Dataset records:
——————————
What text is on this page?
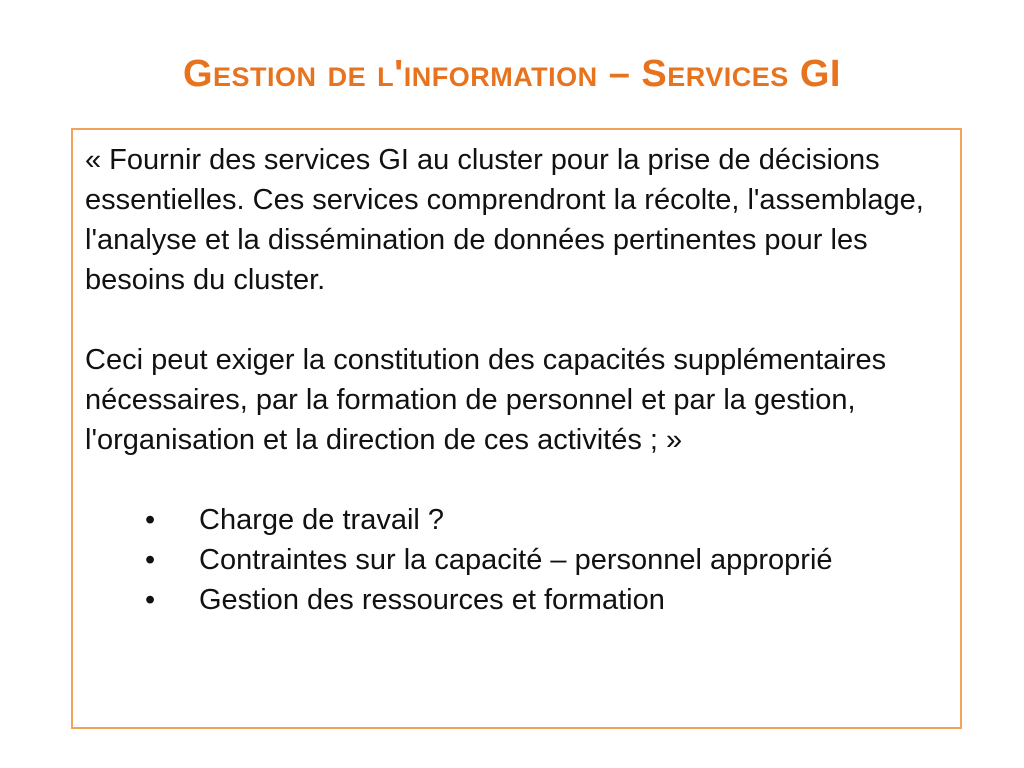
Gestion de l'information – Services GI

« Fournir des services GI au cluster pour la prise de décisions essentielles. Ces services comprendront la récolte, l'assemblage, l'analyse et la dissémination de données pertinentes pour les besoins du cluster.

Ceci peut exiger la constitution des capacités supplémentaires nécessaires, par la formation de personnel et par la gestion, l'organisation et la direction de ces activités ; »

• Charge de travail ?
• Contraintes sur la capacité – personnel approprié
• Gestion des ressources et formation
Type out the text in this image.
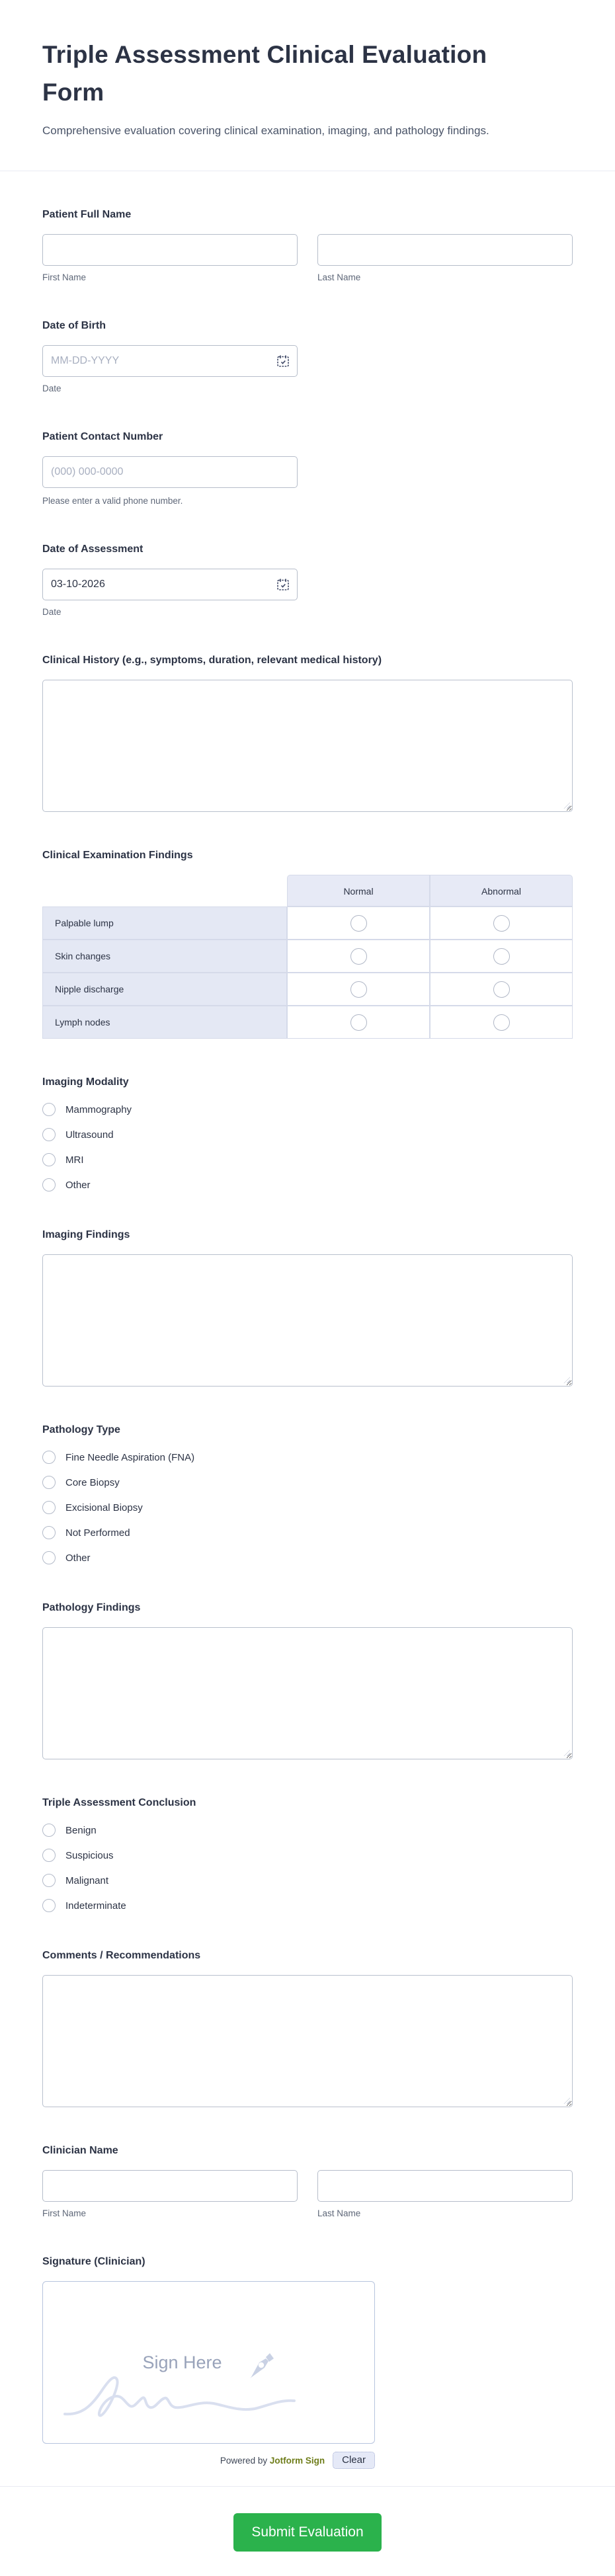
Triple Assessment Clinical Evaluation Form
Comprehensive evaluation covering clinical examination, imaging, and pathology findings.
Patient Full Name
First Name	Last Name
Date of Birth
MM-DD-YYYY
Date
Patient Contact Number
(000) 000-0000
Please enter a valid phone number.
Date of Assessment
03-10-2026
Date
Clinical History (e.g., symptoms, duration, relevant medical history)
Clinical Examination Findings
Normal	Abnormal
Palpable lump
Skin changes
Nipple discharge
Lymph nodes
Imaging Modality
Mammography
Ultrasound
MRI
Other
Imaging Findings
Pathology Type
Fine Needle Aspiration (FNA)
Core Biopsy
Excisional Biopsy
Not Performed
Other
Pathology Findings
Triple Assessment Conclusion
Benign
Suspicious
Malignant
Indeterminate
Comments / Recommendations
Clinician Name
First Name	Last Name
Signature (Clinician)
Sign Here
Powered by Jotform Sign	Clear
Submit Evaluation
——————————
▸ EXERCISE DIRECTIONS:
Each line above is to be copied verbatim. Drop any image from the copy.

▸ TASK OUTPUT:
What text is on this page?
Gestion de l'information – Services GI

« Fournir des services GI au cluster pour la prise de décisions essentielles. Ces services comprendront la récolte, l'assemblage, l'analyse et la dissémination de données pertinentes pour les besoins du cluster.

Ceci peut exiger la constitution des capacités supplémentaires nécessaires, par la formation de personnel et par la gestion, l'organisation et la direction de ces activités ; »

• Charge de travail ?
• Contraintes sur la capacité – personnel approprié
• Gestion des ressources et formation
Type out the text in this image.
Triple Assessment Clinical Evaluation Form
Comprehensive evaluation covering clinical examination, imaging, and pathology findings.
Patient Full Name
First Name	Last Name
Date of Birth
MM-DD-YYYY
Date
Patient Contact Number
(000) 000-0000
Please enter a valid phone number.
Date of Assessment
03-10-2026
Date
Clinical History (e.g., symptoms, duration, relevant medical history)
Clinical Examination Findings
Normal	Abnormal
Palpable lump
Skin changes
Nipple discharge
Lymph nodes
Imaging Modality
Mammography
Ultrasound
MRI
Other
Imaging Findings
Pathology Type
Fine Needle Aspiration (FNA)
Core Biopsy
Excisional Biopsy
Not Performed
Other
Pathology Findings
Triple Assessment Conclusion
Benign
Suspicious
Malignant
Indeterminate
Comments / Recommendations
Clinician Name
First Name	Last Name
Signature (Clinician)
Sign Here
Powered by Jotform Sign	Clear
Submit Evaluation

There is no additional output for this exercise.